- What you have to do -
Reproduce all entries precisely as they are written.

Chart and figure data
—————
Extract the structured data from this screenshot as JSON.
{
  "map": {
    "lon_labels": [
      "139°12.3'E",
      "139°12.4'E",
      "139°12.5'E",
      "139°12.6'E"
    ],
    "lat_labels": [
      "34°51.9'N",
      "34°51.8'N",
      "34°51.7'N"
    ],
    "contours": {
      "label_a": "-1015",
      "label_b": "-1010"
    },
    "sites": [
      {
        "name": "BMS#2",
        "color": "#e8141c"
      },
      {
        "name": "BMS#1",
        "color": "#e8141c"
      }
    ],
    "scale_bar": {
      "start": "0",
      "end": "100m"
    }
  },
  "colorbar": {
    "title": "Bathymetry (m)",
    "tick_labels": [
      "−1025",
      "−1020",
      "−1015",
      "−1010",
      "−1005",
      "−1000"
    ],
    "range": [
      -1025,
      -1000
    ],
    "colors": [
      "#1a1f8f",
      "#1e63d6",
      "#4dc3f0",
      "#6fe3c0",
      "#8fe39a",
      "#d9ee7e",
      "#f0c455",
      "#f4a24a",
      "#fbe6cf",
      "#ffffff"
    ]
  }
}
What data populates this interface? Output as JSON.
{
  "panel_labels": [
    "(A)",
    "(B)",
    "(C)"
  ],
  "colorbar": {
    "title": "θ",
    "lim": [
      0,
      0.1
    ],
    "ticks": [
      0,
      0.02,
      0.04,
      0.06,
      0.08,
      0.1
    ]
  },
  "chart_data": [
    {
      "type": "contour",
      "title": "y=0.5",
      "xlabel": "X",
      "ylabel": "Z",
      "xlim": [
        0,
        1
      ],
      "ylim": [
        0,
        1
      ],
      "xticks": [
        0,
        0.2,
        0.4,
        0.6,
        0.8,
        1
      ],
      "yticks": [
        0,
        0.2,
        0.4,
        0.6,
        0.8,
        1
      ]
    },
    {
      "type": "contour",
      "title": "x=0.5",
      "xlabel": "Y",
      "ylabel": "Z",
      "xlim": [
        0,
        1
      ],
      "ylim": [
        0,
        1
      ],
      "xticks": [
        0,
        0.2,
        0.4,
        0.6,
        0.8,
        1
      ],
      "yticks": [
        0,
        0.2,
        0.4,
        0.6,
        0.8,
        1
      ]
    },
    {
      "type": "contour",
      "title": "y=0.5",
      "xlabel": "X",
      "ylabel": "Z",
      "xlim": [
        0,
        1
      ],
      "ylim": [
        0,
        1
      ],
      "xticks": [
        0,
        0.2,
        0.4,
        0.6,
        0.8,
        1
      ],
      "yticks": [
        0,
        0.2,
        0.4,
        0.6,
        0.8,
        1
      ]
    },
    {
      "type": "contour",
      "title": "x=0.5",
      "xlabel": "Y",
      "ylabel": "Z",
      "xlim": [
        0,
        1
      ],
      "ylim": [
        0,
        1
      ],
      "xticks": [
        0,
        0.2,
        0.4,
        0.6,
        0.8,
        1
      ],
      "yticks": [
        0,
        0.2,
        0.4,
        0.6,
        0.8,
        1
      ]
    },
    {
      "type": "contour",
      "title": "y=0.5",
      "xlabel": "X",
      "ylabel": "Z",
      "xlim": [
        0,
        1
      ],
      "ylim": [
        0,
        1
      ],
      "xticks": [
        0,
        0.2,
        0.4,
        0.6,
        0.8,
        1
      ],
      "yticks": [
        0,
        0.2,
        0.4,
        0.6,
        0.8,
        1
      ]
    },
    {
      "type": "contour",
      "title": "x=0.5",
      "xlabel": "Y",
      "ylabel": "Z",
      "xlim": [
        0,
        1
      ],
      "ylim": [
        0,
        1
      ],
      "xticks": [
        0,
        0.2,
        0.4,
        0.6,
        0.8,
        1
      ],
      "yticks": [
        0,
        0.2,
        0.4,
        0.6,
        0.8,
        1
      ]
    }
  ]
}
—————
- Finished exercise -
Extract the structured data from this screenshot as JSON.
{
  "map": {
    "lon_labels": [
      "139°12.3'E",
      "139°12.4'E",
      "139°12.5'E",
      "139°12.6'E"
    ],
    "lat_labels": [
      "34°51.9'N",
      "34°51.8'N",
      "34°51.7'N"
    ],
    "contours": {
      "label_a": "-1015",
      "label_b": "-1010"
    },
    "sites": [
      {
        "name": "BMS#2",
        "color": "#e8141c"
      },
      {
        "name": "BMS#1",
        "color": "#e8141c"
      }
    ],
    "scale_bar": {
      "start": "0",
      "end": "100m"
    }
  },
  "colorbar": {
    "title": "Bathymetry (m)",
    "tick_labels": [
      "−1025",
      "−1020",
      "−1015",
      "−1010",
      "−1005",
      "−1000"
    ],
    "range": [
      -1025,
      -1000
    ],
    "colors": [
      "#1a1f8f",
      "#1e63d6",
      "#4dc3f0",
      "#6fe3c0",
      "#8fe39a",
      "#d9ee7e",
      "#f0c455",
      "#f4a24a",
      "#fbe6cf",
      "#ffffff"
    ]
  }
}
What data populates this interface? Output as JSON.
{
  "panel_labels": [
    "(A)",
    "(B)",
    "(C)"
  ],
  "colorbar": {
    "title": "θ",
    "lim": [
      0,
      0.1
    ],
    "ticks": [
      0,
      0.02,
      0.04,
      0.06,
      0.08,
      0.1
    ]
  },
  "chart_data": [
    {
      "type": "contour",
      "title": "y=0.5",
      "xlabel": "X",
      "ylabel": "Z",
      "xlim": [
        0,
        1
      ],
      "ylim": [
        0,
        1
      ],
      "xticks": [
        0,
        0.2,
        0.4,
        0.6,
        0.8,
        1
      ],
      "yticks": [
        0,
        0.2,
        0.4,
        0.6,
        0.8,
        1
      ]
    },
    {
      "type": "contour",
      "title": "x=0.5",
      "xlabel": "Y",
      "ylabel": "Z",
      "xlim": [
        0,
        1
      ],
      "ylim": [
        0,
        1
      ],
      "xticks": [
        0,
        0.2,
        0.4,
        0.6,
        0.8,
        1
      ],
      "yticks": [
        0,
        0.2,
        0.4,
        0.6,
        0.8,
        1
      ]
    },
    {
      "type": "contour",
      "title": "y=0.5",
      "xlabel": "X",
      "ylabel": "Z",
      "xlim": [
        0,
        1
      ],
      "ylim": [
        0,
        1
      ],
      "xticks": [
        0,
        0.2,
        0.4,
        0.6,
        0.8,
        1
      ],
      "yticks": [
        0,
        0.2,
        0.4,
        0.6,
        0.8,
        1
      ]
    },
    {
      "type": "contour",
      "title": "x=0.5",
      "xlabel": "Y",
      "ylabel": "Z",
      "xlim": [
        0,
        1
      ],
      "ylim": [
        0,
        1
      ],
      "xticks": [
        0,
        0.2,
        0.4,
        0.6,
        0.8,
        1
      ],
      "yticks": [
        0,
        0.2,
        0.4,
        0.6,
        0.8,
        1
      ]
    },
    {
      "type": "contour",
      "title": "y=0.5",
      "xlabel": "X",
      "ylabel": "Z",
      "xlim": [
        0,
        1
      ],
      "ylim": [
        0,
        1
      ],
      "xticks": [
        0,
        0.2,
        0.4,
        0.6,
        0.8,
        1
      ],
      "yticks": [
        0,
        0.2,
        0.4,
        0.6,
        0.8,
        1
      ]
    },
    {
      "type": "contour",
      "title": "x=0.5",
      "xlabel": "Y",
      "ylabel": "Z",
      "xlim": [
        0,
        1
      ],
      "ylim": [
        0,
        1
      ],
      "xticks": [
        0,
        0.2,
        0.4,
        0.6,
        0.8,
        1
      ],
      "yticks": [
        0,
        0.2,
        0.4,
        0.6,
        0.8,
        1
      ]
    }
  ]
}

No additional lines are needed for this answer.